**What you will do:**
Reproduce the rows below, changing every occurrence of "bar" to "column" and leaving all other text unchanged.

Some rows
--- BEGIN ---

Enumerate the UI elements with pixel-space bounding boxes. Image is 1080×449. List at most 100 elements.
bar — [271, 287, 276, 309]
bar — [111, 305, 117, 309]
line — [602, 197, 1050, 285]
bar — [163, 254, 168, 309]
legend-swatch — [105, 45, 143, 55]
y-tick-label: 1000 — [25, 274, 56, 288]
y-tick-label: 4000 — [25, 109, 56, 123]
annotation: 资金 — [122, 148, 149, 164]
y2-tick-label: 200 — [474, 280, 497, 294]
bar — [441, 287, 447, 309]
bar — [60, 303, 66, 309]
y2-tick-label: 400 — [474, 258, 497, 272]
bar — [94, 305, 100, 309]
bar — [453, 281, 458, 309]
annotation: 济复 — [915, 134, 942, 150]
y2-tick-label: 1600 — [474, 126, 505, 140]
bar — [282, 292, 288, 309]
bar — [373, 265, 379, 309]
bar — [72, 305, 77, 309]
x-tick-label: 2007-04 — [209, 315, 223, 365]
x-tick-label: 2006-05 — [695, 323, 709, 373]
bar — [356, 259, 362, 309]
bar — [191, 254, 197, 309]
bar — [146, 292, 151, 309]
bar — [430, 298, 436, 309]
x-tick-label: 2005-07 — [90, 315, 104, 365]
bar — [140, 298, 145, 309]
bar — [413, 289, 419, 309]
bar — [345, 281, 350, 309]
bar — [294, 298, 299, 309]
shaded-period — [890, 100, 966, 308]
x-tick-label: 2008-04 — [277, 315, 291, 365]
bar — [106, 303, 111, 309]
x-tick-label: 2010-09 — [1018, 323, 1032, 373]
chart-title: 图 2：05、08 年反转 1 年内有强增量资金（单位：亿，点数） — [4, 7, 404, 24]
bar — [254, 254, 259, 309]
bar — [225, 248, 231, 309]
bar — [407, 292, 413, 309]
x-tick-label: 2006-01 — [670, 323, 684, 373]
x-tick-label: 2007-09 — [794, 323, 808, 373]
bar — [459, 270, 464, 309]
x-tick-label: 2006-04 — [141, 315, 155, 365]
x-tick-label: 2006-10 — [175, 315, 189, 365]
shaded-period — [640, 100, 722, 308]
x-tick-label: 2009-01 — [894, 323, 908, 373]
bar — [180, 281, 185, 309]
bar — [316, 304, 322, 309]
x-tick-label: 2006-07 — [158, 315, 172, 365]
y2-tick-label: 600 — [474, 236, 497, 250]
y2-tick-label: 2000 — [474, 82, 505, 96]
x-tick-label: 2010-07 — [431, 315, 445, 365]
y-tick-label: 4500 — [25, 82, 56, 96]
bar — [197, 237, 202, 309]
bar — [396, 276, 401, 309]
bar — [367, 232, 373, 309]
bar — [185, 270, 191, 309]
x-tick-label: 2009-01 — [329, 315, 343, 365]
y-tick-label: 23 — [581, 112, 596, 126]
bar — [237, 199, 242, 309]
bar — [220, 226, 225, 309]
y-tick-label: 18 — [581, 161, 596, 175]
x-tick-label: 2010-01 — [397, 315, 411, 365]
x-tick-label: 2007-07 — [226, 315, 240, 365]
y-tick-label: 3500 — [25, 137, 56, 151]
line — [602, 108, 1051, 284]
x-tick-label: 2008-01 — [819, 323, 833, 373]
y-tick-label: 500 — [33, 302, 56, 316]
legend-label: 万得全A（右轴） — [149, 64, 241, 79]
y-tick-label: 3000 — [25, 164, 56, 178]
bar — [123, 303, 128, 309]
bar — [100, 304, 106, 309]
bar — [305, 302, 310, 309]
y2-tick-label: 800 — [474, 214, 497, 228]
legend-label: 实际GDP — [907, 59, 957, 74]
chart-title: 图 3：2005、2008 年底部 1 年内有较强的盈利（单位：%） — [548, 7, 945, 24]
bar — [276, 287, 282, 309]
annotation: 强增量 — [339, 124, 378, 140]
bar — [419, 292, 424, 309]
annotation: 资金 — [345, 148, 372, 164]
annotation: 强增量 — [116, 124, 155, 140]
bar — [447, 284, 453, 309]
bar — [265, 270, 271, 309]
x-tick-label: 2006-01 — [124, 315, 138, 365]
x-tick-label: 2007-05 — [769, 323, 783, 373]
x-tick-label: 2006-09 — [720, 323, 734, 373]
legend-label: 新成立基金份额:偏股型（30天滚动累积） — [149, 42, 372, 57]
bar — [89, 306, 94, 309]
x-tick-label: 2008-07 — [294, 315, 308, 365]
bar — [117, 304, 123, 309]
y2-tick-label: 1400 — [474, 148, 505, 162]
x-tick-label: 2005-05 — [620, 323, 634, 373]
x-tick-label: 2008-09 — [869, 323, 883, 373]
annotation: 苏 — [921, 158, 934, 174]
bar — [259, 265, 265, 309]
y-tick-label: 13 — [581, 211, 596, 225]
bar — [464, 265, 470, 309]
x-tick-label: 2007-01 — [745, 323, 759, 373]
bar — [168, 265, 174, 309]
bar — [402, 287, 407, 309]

--- END ---

**Written solution:**
Enumerate the UI elements with pixel-space bounding boxes. Image is 1080×449. List at most 100 elements.
column — [271, 287, 276, 309]
column — [111, 305, 117, 309]
line — [602, 197, 1050, 285]
column — [163, 254, 168, 309]
legend-swatch — [105, 45, 143, 55]
y-tick-label: 1000 — [25, 274, 56, 288]
y-tick-label: 4000 — [25, 109, 56, 123]
annotation: 资金 — [122, 148, 149, 164]
y2-tick-label: 200 — [474, 280, 497, 294]
column — [441, 287, 447, 309]
column — [60, 303, 66, 309]
y2-tick-label: 400 — [474, 258, 497, 272]
column — [94, 305, 100, 309]
column — [453, 281, 458, 309]
annotation: 济复 — [915, 134, 942, 150]
y2-tick-label: 1600 — [474, 126, 505, 140]
column — [282, 292, 288, 309]
column — [373, 265, 379, 309]
column — [72, 305, 77, 309]
x-tick-label: 2007-04 — [209, 315, 223, 365]
x-tick-label: 2006-05 — [695, 323, 709, 373]
column — [356, 259, 362, 309]
column — [191, 254, 197, 309]
column — [146, 292, 151, 309]
column — [430, 298, 436, 309]
x-tick-label: 2005-07 — [90, 315, 104, 365]
column — [140, 298, 145, 309]
column — [413, 289, 419, 309]
column — [345, 281, 350, 309]
column — [294, 298, 299, 309]
shaded-period — [890, 100, 966, 308]
x-tick-label: 2008-04 — [277, 315, 291, 365]
column — [106, 303, 111, 309]
x-tick-label: 2010-09 — [1018, 323, 1032, 373]
chart-title: 图 2：05、08 年反转 1 年内有强增量资金（单位：亿，点数） — [4, 7, 404, 24]
column — [254, 254, 259, 309]
column — [225, 248, 231, 309]
column — [407, 292, 413, 309]
x-tick-label: 2006-01 — [670, 323, 684, 373]
x-tick-label: 2007-09 — [794, 323, 808, 373]
column — [459, 270, 464, 309]
x-tick-label: 2006-04 — [141, 315, 155, 365]
x-tick-label: 2006-10 — [175, 315, 189, 365]
shaded-period — [640, 100, 722, 308]
x-tick-label: 2009-01 — [894, 323, 908, 373]
column — [180, 281, 185, 309]
column — [316, 304, 322, 309]
x-tick-label: 2006-07 — [158, 315, 172, 365]
y2-tick-label: 600 — [474, 236, 497, 250]
y2-tick-label: 2000 — [474, 82, 505, 96]
x-tick-label: 2010-07 — [431, 315, 445, 365]
y-tick-label: 4500 — [25, 82, 56, 96]
column — [197, 237, 202, 309]
column — [396, 276, 401, 309]
column — [367, 232, 373, 309]
column — [185, 270, 191, 309]
x-tick-label: 2009-01 — [329, 315, 343, 365]
y-tick-label: 23 — [581, 112, 596, 126]
column — [237, 199, 242, 309]
column — [220, 226, 225, 309]
y-tick-label: 18 — [581, 161, 596, 175]
x-tick-label: 2010-01 — [397, 315, 411, 365]
x-tick-label: 2007-07 — [226, 315, 240, 365]
y-tick-label: 3500 — [25, 137, 56, 151]
line — [602, 108, 1051, 284]
x-tick-label: 2008-01 — [819, 323, 833, 373]
y-tick-label: 500 — [33, 302, 56, 316]
legend-label: 万得全A（右轴） — [149, 64, 241, 79]
y-tick-label: 3000 — [25, 164, 56, 178]
column — [123, 303, 128, 309]
column — [100, 304, 106, 309]
column — [305, 302, 310, 309]
y2-tick-label: 800 — [474, 214, 497, 228]
legend-label: 实际GDP — [907, 59, 957, 74]
chart-title: 图 3：2005、2008 年底部 1 年内有较强的盈利（单位：%） — [548, 7, 945, 24]
column — [276, 287, 282, 309]
annotation: 强增量 — [339, 124, 378, 140]
column — [419, 292, 424, 309]
annotation: 资金 — [345, 148, 372, 164]
annotation: 强增量 — [116, 124, 155, 140]
column — [447, 284, 453, 309]
column — [265, 270, 271, 309]
x-tick-label: 2006-01 — [124, 315, 138, 365]
x-tick-label: 2007-05 — [769, 323, 783, 373]
x-tick-label: 2006-09 — [720, 323, 734, 373]
legend-label: 新成立基金份额:偏股型（30天滚动累积） — [149, 42, 372, 57]
column — [89, 306, 94, 309]
x-tick-label: 2008-07 — [294, 315, 308, 365]
column — [117, 304, 123, 309]
y2-tick-label: 1400 — [474, 148, 505, 162]
x-tick-label: 2005-05 — [620, 323, 634, 373]
x-tick-label: 2008-09 — [869, 323, 883, 373]
annotation: 苏 — [921, 158, 934, 174]
column — [259, 265, 265, 309]
y-tick-label: 13 — [581, 211, 596, 225]
column — [464, 265, 470, 309]
x-tick-label: 2007-01 — [745, 323, 759, 373]
column — [168, 265, 174, 309]
column — [402, 287, 407, 309]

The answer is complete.